(A block of data)
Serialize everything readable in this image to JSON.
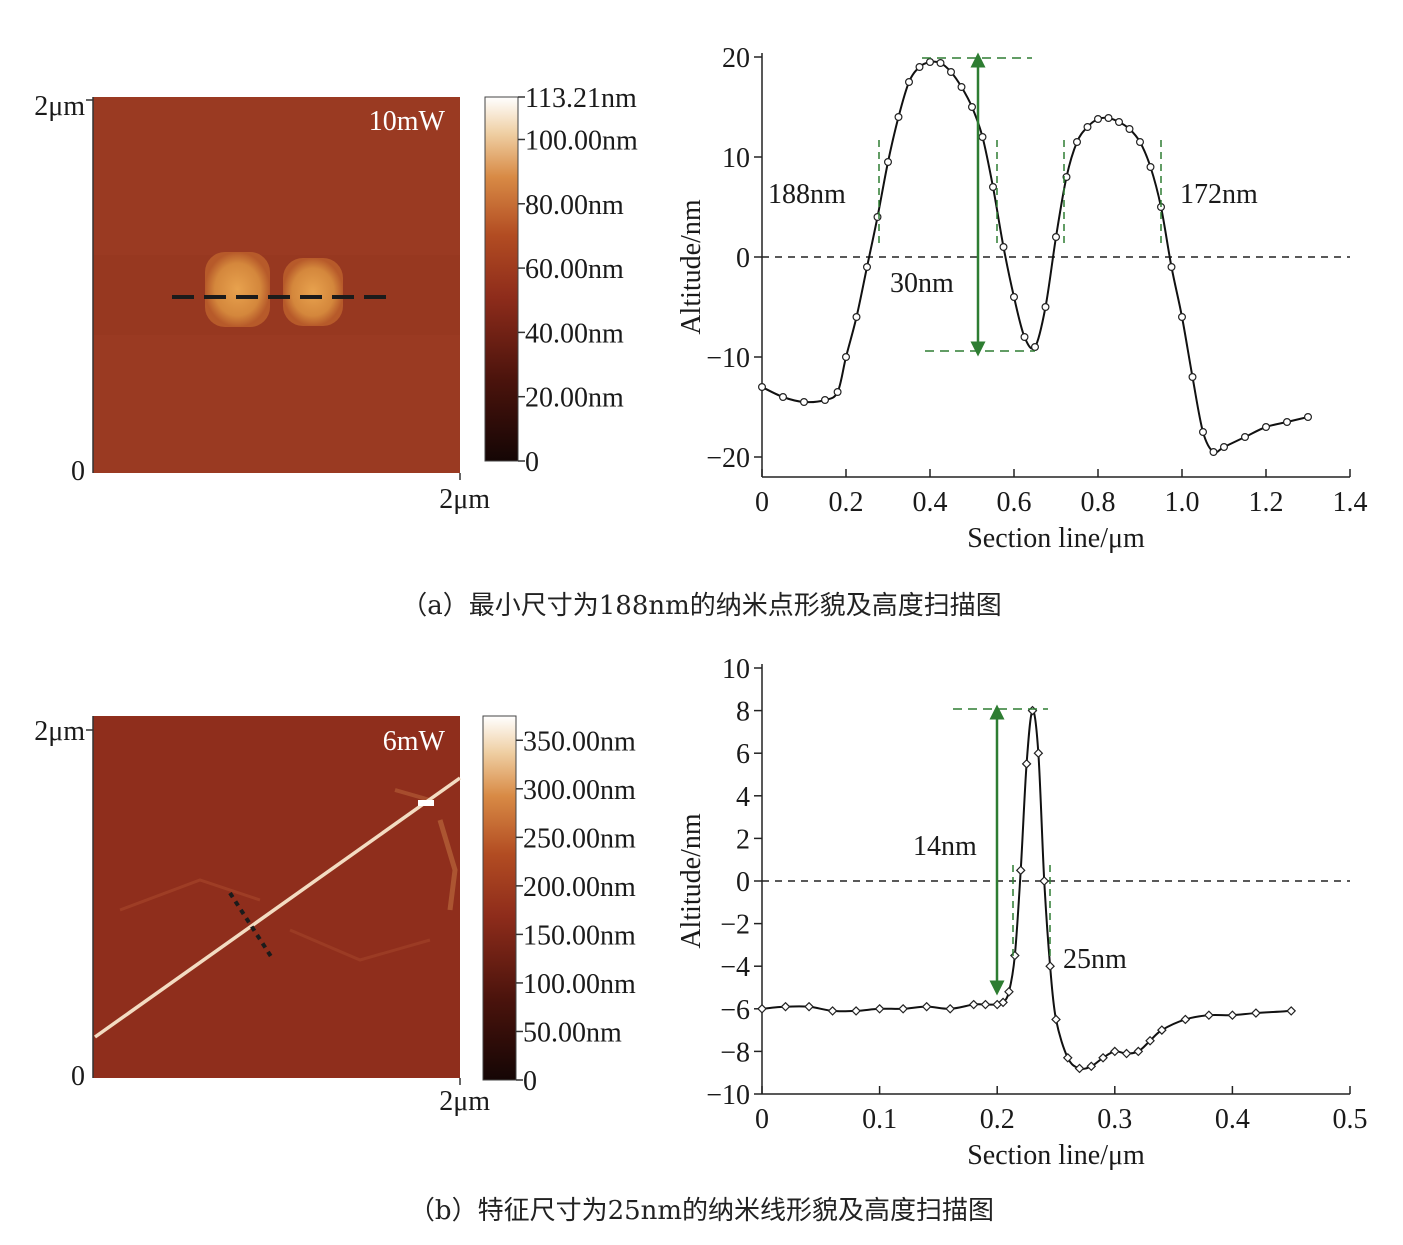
{
  "figure_a": {
    "caption": "（a）最小尺寸为188nm的纳米点形貌及高度扫描图",
    "afm": {
      "power_label": "10mW",
      "axis_top_label": "2μm",
      "axis_origin_label": "0",
      "axis_right_label": "2μm",
      "colorbar_ticks": [
        "113.21nm",
        "100.00nm",
        "80.00nm",
        "60.00nm",
        "40.00nm",
        "20.00nm",
        "0"
      ],
      "colorbar_range_nm": [
        0,
        113.21
      ],
      "background_color": "#9a3a22"
    },
    "profile": {
      "annotations": {
        "left_width": "188nm",
        "right_width": "172nm",
        "depth": "30nm"
      },
      "annotation_color": "#2e7d32"
    }
  },
  "figure_b": {
    "caption": "（b）特征尺寸为25nm的纳米线形貌及高度扫描图",
    "afm": {
      "power_label": "6mW",
      "axis_top_label": "2μm",
      "axis_origin_label": "0",
      "axis_right_label": "2μm",
      "colorbar_ticks": [
        "350.00nm",
        "300.00nm",
        "250.00nm",
        "200.00nm",
        "150.00nm",
        "100.00nm",
        "50.00nm",
        "0"
      ],
      "colorbar_range_nm": [
        0,
        375
      ],
      "background_color": "#8f2e1c"
    },
    "profile": {
      "annotations": {
        "height": "14nm",
        "width": "25nm"
      },
      "annotation_color": "#2e7d32"
    }
  },
  "chart_data": [
    {
      "type": "line",
      "xlabel": "Section line/μm",
      "ylabel": "Altitude/nm",
      "xlim": [
        0,
        1.4
      ],
      "ylim": [
        -22,
        20
      ],
      "xticks": [
        "0",
        "0.2",
        "0.4",
        "0.6",
        "0.8",
        "1.0",
        "1.2",
        "1.4"
      ],
      "yticks": [
        "-20",
        "-10",
        "0",
        "10",
        "20"
      ],
      "marker": "circle",
      "zero_line": true,
      "x": [
        0,
        0.05,
        0.1,
        0.15,
        0.18,
        0.2,
        0.225,
        0.25,
        0.275,
        0.3,
        0.325,
        0.35,
        0.375,
        0.4,
        0.425,
        0.45,
        0.475,
        0.5,
        0.525,
        0.55,
        0.575,
        0.6,
        0.625,
        0.65,
        0.675,
        0.7,
        0.725,
        0.75,
        0.775,
        0.8,
        0.825,
        0.85,
        0.875,
        0.9,
        0.925,
        0.95,
        0.975,
        1.0,
        1.025,
        1.05,
        1.075,
        1.1,
        1.15,
        1.2,
        1.25,
        1.3
      ],
      "y": [
        -13,
        -14,
        -14.5,
        -14.3,
        -13.5,
        -10,
        -6,
        -1,
        4,
        9.5,
        14,
        17.5,
        19,
        19.5,
        19.4,
        18.5,
        17,
        15,
        12,
        7,
        1,
        -4,
        -8,
        -9,
        -5,
        2,
        8,
        11.5,
        13,
        13.8,
        13.9,
        13.5,
        12.8,
        11.5,
        9,
        5,
        -1,
        -6,
        -12,
        -17.5,
        -19.5,
        -19,
        -18,
        -17,
        -16.5,
        -16
      ]
    },
    {
      "type": "line",
      "xlabel": "Section line/μm",
      "ylabel": "Altitude/nm",
      "xlim": [
        0,
        0.5
      ],
      "ylim": [
        -10,
        10
      ],
      "xticks": [
        "0",
        "0.1",
        "0.2",
        "0.3",
        "0.4",
        "0.5"
      ],
      "yticks": [
        "-10",
        "-8",
        "-6",
        "-4",
        "-2",
        "0",
        "2",
        "4",
        "6",
        "8",
        "10"
      ],
      "marker": "diamond",
      "zero_line": true,
      "x": [
        0,
        0.02,
        0.04,
        0.06,
        0.08,
        0.1,
        0.12,
        0.14,
        0.16,
        0.18,
        0.19,
        0.2,
        0.205,
        0.21,
        0.215,
        0.22,
        0.225,
        0.23,
        0.235,
        0.24,
        0.245,
        0.25,
        0.26,
        0.27,
        0.28,
        0.29,
        0.3,
        0.31,
        0.32,
        0.33,
        0.34,
        0.36,
        0.38,
        0.4,
        0.42,
        0.45
      ],
      "y": [
        -6,
        -5.9,
        -5.9,
        -6.1,
        -6.1,
        -6,
        -6,
        -5.9,
        -6,
        -5.8,
        -5.8,
        -5.8,
        -5.7,
        -5.2,
        -3.5,
        0.5,
        5.5,
        8,
        6,
        0,
        -4,
        -6.5,
        -8.3,
        -8.8,
        -8.7,
        -8.3,
        -8,
        -8.1,
        -8,
        -7.5,
        -7,
        -6.5,
        -6.3,
        -6.3,
        -6.2,
        -6.1
      ]
    }
  ]
}
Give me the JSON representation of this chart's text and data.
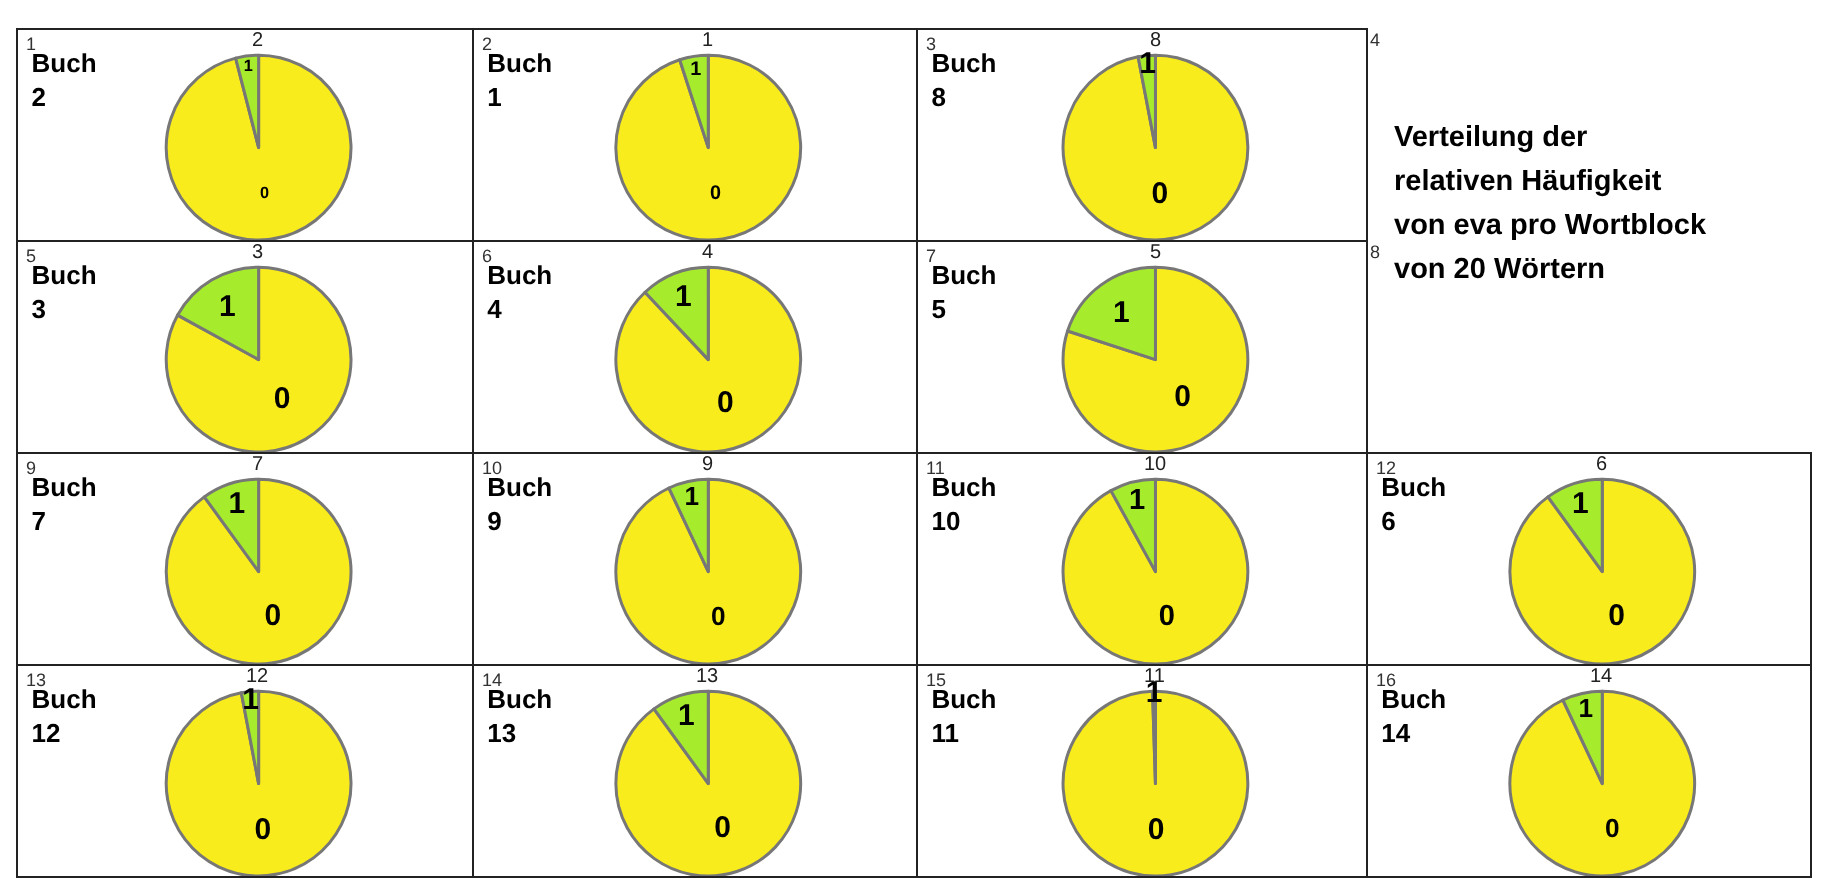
{
  "chart_data": [
    {
      "type": "pie",
      "title": "Buch\n2",
      "annotations": [
        "1",
        "2"
      ],
      "categories": [
        "0",
        "1"
      ],
      "values": [
        96,
        4
      ],
      "colors": [
        "#f9ec1c",
        "#a6ec2c"
      ]
    },
    {
      "type": "pie",
      "title": "Buch\n1",
      "annotations": [
        "2",
        "1"
      ],
      "categories": [
        "0",
        "1"
      ],
      "values": [
        95,
        5
      ],
      "colors": [
        "#f9ec1c",
        "#a6ec2c"
      ]
    },
    {
      "type": "pie",
      "title": "Buch\n8",
      "annotations": [
        "3",
        "8"
      ],
      "categories": [
        "0",
        "1"
      ],
      "values": [
        97,
        3
      ],
      "colors": [
        "#f9ec1c",
        "#a6ec2c"
      ]
    },
    {
      "type": "other",
      "title": "Verteilung der\nrelativen Häufigkeit\nvon eva pro Wortblock\nvon 20 Wörtern",
      "annotations": [
        "4",
        "8"
      ]
    },
    {
      "type": "pie",
      "title": "Buch\n3",
      "annotations": [
        "5",
        "3"
      ],
      "categories": [
        "0",
        "1"
      ],
      "values": [
        83,
        17
      ],
      "colors": [
        "#f9ec1c",
        "#a6ec2c"
      ]
    },
    {
      "type": "pie",
      "title": "Buch\n4",
      "annotations": [
        "6",
        "4"
      ],
      "categories": [
        "0",
        "1"
      ],
      "values": [
        88,
        12
      ],
      "colors": [
        "#f9ec1c",
        "#a6ec2c"
      ]
    },
    {
      "type": "pie",
      "title": "Buch\n5",
      "annotations": [
        "7",
        "5"
      ],
      "categories": [
        "0",
        "1"
      ],
      "values": [
        80,
        20
      ],
      "colors": [
        "#f9ec1c",
        "#a6ec2c"
      ]
    },
    {
      "type": "pie",
      "title": "Buch\n7",
      "annotations": [
        "9",
        "7"
      ],
      "categories": [
        "0",
        "1"
      ],
      "values": [
        90,
        10
      ],
      "colors": [
        "#f9ec1c",
        "#a6ec2c"
      ]
    },
    {
      "type": "pie",
      "title": "Buch\n9",
      "annotations": [
        "10",
        "9"
      ],
      "categories": [
        "0",
        "1"
      ],
      "values": [
        93,
        7
      ],
      "colors": [
        "#f9ec1c",
        "#a6ec2c"
      ]
    },
    {
      "type": "pie",
      "title": "Buch\n10",
      "annotations": [
        "11",
        "10"
      ],
      "categories": [
        "0",
        "1"
      ],
      "values": [
        92,
        8
      ],
      "colors": [
        "#f9ec1c",
        "#a6ec2c"
      ]
    },
    {
      "type": "pie",
      "title": "Buch\n6",
      "annotations": [
        "12",
        "6"
      ],
      "categories": [
        "0",
        "1"
      ],
      "values": [
        90,
        10
      ],
      "colors": [
        "#f9ec1c",
        "#a6ec2c"
      ]
    },
    {
      "type": "pie",
      "title": "Buch\n12",
      "annotations": [
        "13",
        "12"
      ],
      "categories": [
        "0",
        "1"
      ],
      "values": [
        97,
        3
      ],
      "colors": [
        "#f9ec1c",
        "#a6ec2c"
      ]
    },
    {
      "type": "pie",
      "title": "Buch\n13",
      "annotations": [
        "14",
        "13"
      ],
      "categories": [
        "0",
        "1"
      ],
      "values": [
        90,
        10
      ],
      "colors": [
        "#f9ec1c",
        "#a6ec2c"
      ]
    },
    {
      "type": "pie",
      "title": "Buch\n11",
      "annotations": [
        "15",
        "11"
      ],
      "categories": [
        "0",
        "1"
      ],
      "values": [
        99.5,
        0.5
      ],
      "colors": [
        "#f9ec1c",
        "#a6ec2c"
      ]
    },
    {
      "type": "pie",
      "title": "Buch\n14",
      "annotations": [
        "16",
        "14"
      ],
      "categories": [
        "0",
        "1"
      ],
      "values": [
        93,
        7
      ],
      "colors": [
        "#f9ec1c",
        "#a6ec2c"
      ]
    }
  ]
}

■ **Given request**: In the entries above, identify each line that includes the string "this", then copy it.

■ **Problem solution**:
Serialize everything readable in this image to JSON.
Give me the JSON representation of this chart's text and data.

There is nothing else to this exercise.